-- JOB --
Render the material again word for word, skipping the pictures in it.

-- PROVIDED INFORMATION --

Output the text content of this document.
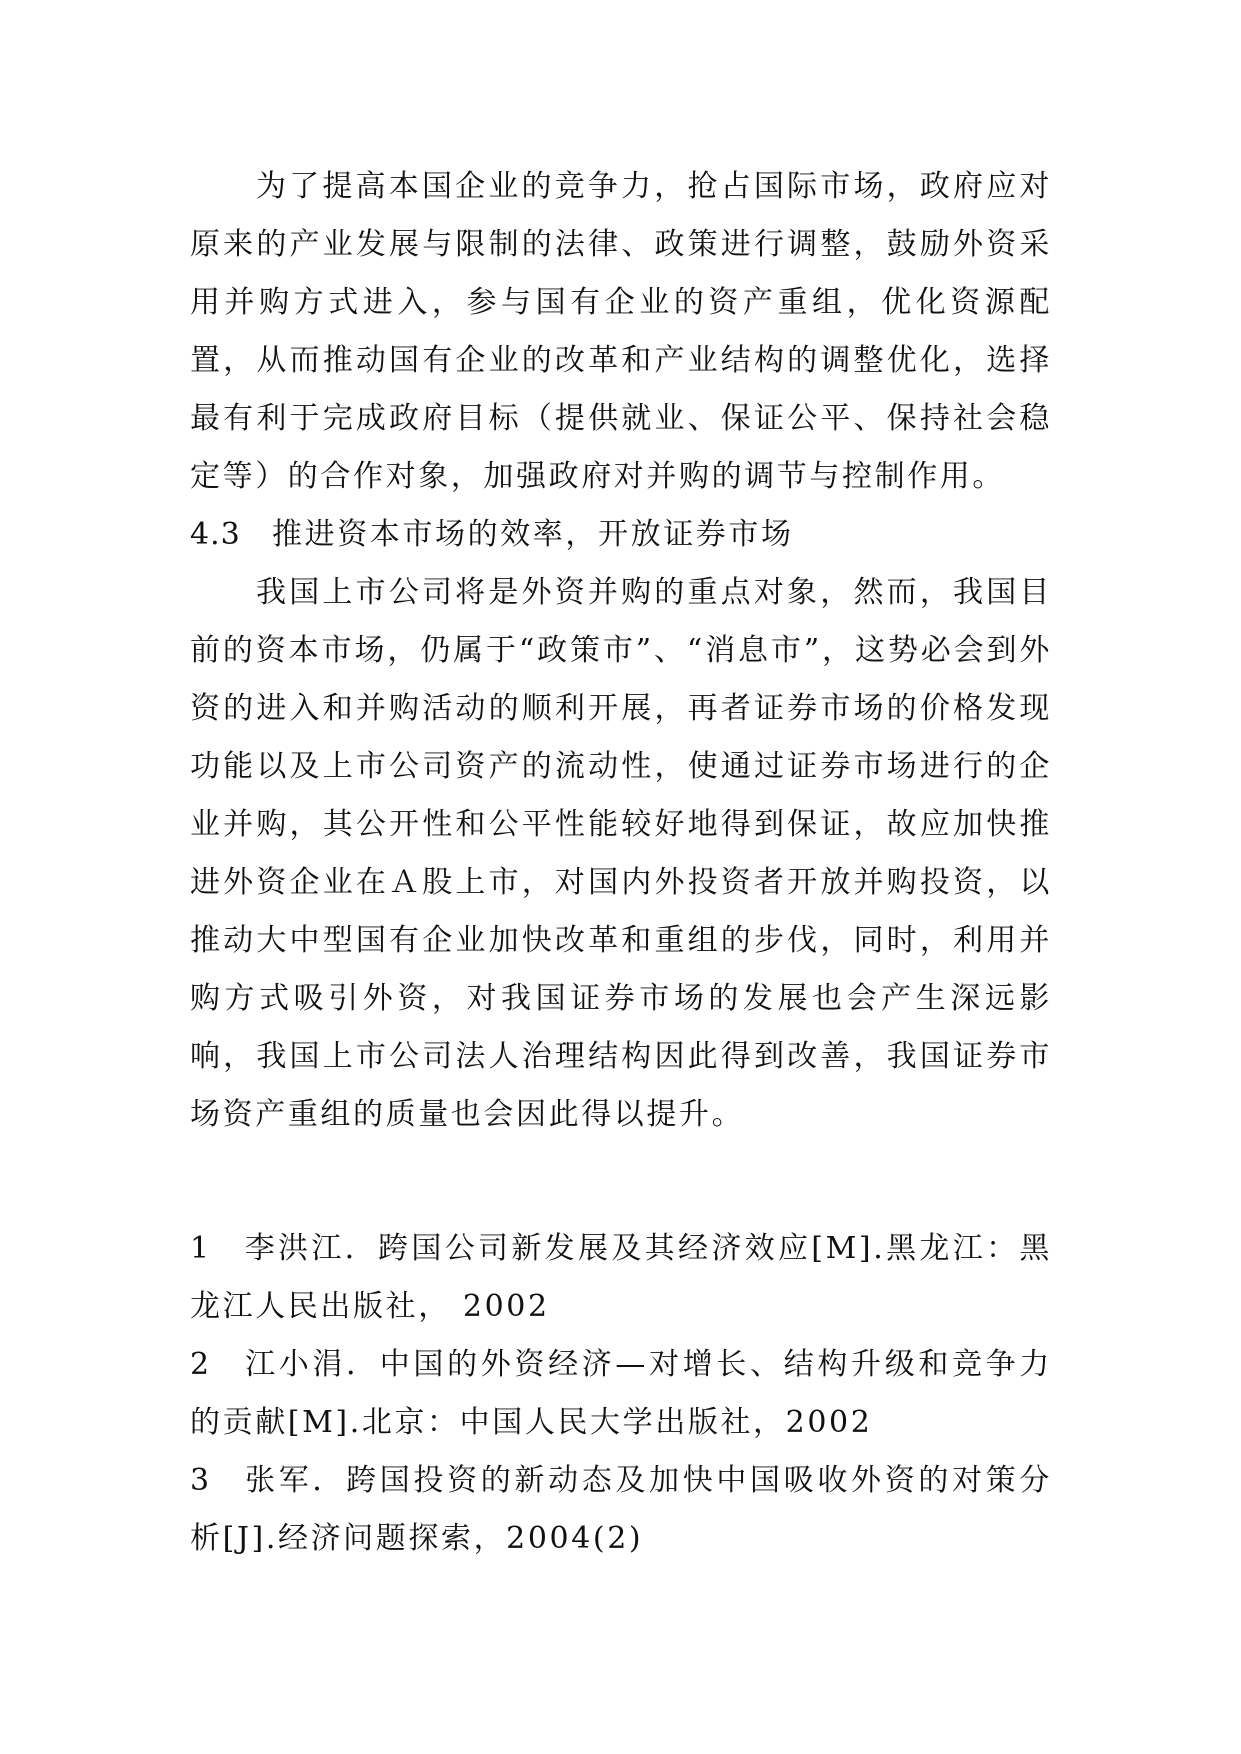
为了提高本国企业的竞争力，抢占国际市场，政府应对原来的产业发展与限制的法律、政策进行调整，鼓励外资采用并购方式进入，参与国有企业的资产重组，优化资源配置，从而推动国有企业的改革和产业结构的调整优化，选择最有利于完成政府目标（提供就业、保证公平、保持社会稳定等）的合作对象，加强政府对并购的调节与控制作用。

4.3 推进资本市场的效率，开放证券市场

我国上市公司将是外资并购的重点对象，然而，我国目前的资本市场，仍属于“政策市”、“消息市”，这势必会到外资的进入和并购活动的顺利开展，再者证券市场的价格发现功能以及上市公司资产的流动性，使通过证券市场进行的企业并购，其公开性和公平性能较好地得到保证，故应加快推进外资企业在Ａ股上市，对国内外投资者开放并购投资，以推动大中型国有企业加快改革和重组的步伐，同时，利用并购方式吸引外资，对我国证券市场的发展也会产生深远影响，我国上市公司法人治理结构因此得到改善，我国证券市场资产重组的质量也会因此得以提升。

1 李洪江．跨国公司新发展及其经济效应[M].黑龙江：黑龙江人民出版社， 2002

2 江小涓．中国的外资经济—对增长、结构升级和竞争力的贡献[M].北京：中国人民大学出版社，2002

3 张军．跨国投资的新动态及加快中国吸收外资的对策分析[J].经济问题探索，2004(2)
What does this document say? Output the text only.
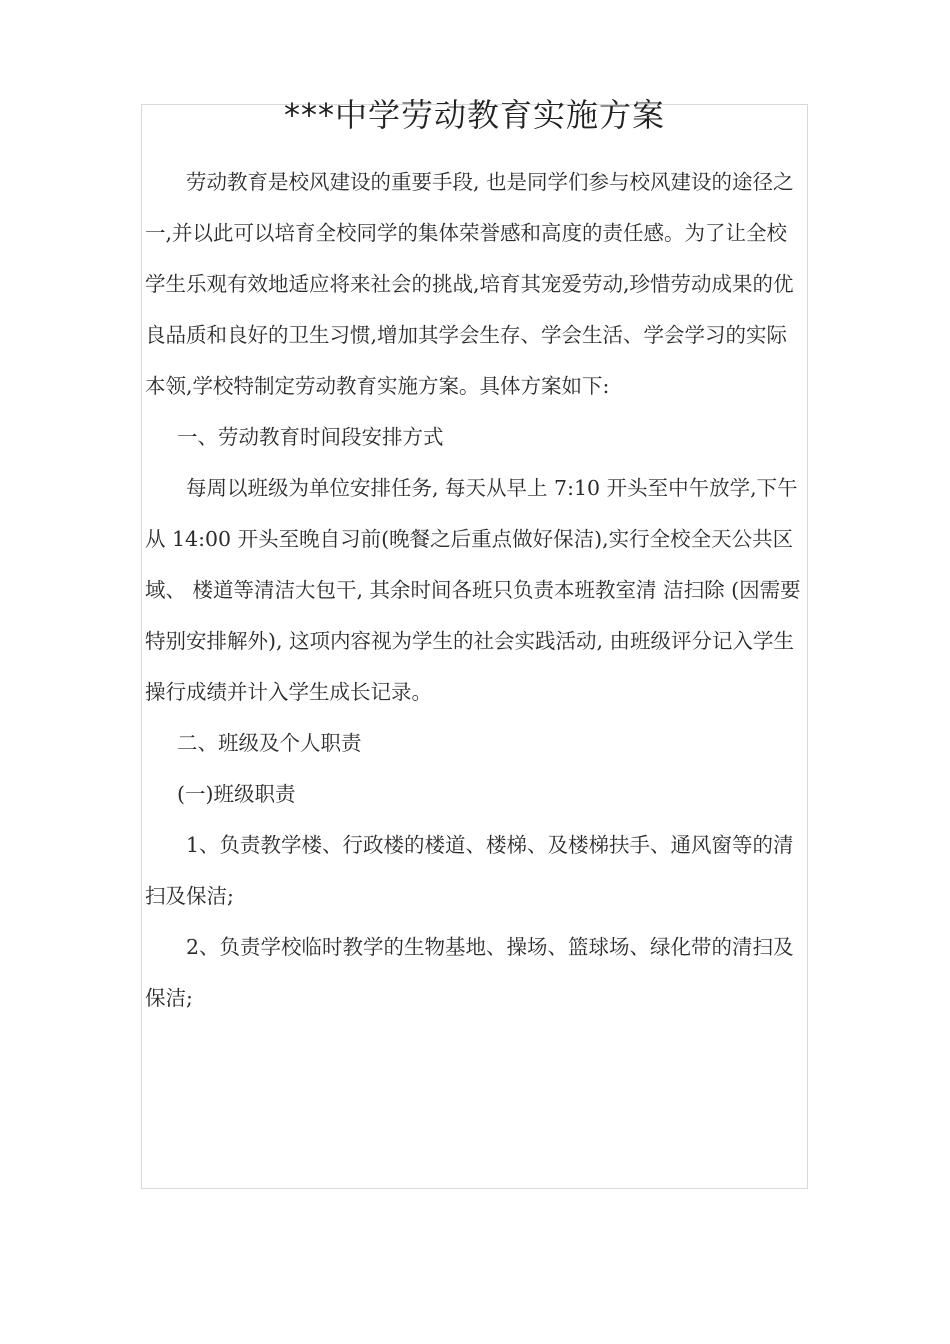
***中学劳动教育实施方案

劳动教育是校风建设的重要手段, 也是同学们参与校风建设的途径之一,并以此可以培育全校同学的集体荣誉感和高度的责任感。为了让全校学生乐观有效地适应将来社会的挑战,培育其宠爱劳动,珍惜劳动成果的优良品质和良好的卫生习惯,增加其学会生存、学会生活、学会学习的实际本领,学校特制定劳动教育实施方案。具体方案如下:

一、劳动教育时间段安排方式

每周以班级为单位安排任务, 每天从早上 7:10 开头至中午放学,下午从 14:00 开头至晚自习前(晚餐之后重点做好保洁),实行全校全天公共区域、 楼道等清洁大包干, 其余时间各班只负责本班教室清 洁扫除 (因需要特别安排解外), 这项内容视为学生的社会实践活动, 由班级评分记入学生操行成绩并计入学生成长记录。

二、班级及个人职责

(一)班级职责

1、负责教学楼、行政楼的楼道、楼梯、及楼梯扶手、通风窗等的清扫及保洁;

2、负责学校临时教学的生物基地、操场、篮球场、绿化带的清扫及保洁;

-- THE RESULT --
Output the text content of this document.
为了提高本国企业的竞争力，抢占国际市场，政府应对原来的产业发展与限制的法律、政策进行调整，鼓励外资采用并购方式进入，参与国有企业的资产重组，优化资源配置，从而推动国有企业的改革和产业结构的调整优化，选择最有利于完成政府目标（提供就业、保证公平、保持社会稳定等）的合作对象，加强政府对并购的调节与控制作用。

4.3 推进资本市场的效率，开放证券市场

我国上市公司将是外资并购的重点对象，然而，我国目前的资本市场，仍属于“政策市”、“消息市”，这势必会到外资的进入和并购活动的顺利开展，再者证券市场的价格发现功能以及上市公司资产的流动性，使通过证券市场进行的企业并购，其公开性和公平性能较好地得到保证，故应加快推进外资企业在Ａ股上市，对国内外投资者开放并购投资，以推动大中型国有企业加快改革和重组的步伐，同时，利用并购方式吸引外资，对我国证券市场的发展也会产生深远影响，我国上市公司法人治理结构因此得到改善，我国证券市场资产重组的质量也会因此得以提升。

1 李洪江．跨国公司新发展及其经济效应[M].黑龙江：黑龙江人民出版社， 2002

2 江小涓．中国的外资经济—对增长、结构升级和竞争力的贡献[M].北京：中国人民大学出版社，2002

3 张军．跨国投资的新动态及加快中国吸收外资的对策分析[J].经济问题探索，2004(2)
What does this document say? Output the text only.
***中学劳动教育实施方案

劳动教育是校风建设的重要手段, 也是同学们参与校风建设的途径之一,并以此可以培育全校同学的集体荣誉感和高度的责任感。为了让全校学生乐观有效地适应将来社会的挑战,培育其宠爱劳动,珍惜劳动成果的优良品质和良好的卫生习惯,增加其学会生存、学会生活、学会学习的实际本领,学校特制定劳动教育实施方案。具体方案如下:

一、劳动教育时间段安排方式

每周以班级为单位安排任务, 每天从早上 7:10 开头至中午放学,下午从 14:00 开头至晚自习前(晚餐之后重点做好保洁),实行全校全天公共区域、 楼道等清洁大包干, 其余时间各班只负责本班教室清 洁扫除 (因需要特别安排解外), 这项内容视为学生的社会实践活动, 由班级评分记入学生操行成绩并计入学生成长记录。

二、班级及个人职责

(一)班级职责

1、负责教学楼、行政楼的楼道、楼梯、及楼梯扶手、通风窗等的清扫及保洁;

2、负责学校临时教学的生物基地、操场、篮球场、绿化带的清扫及保洁;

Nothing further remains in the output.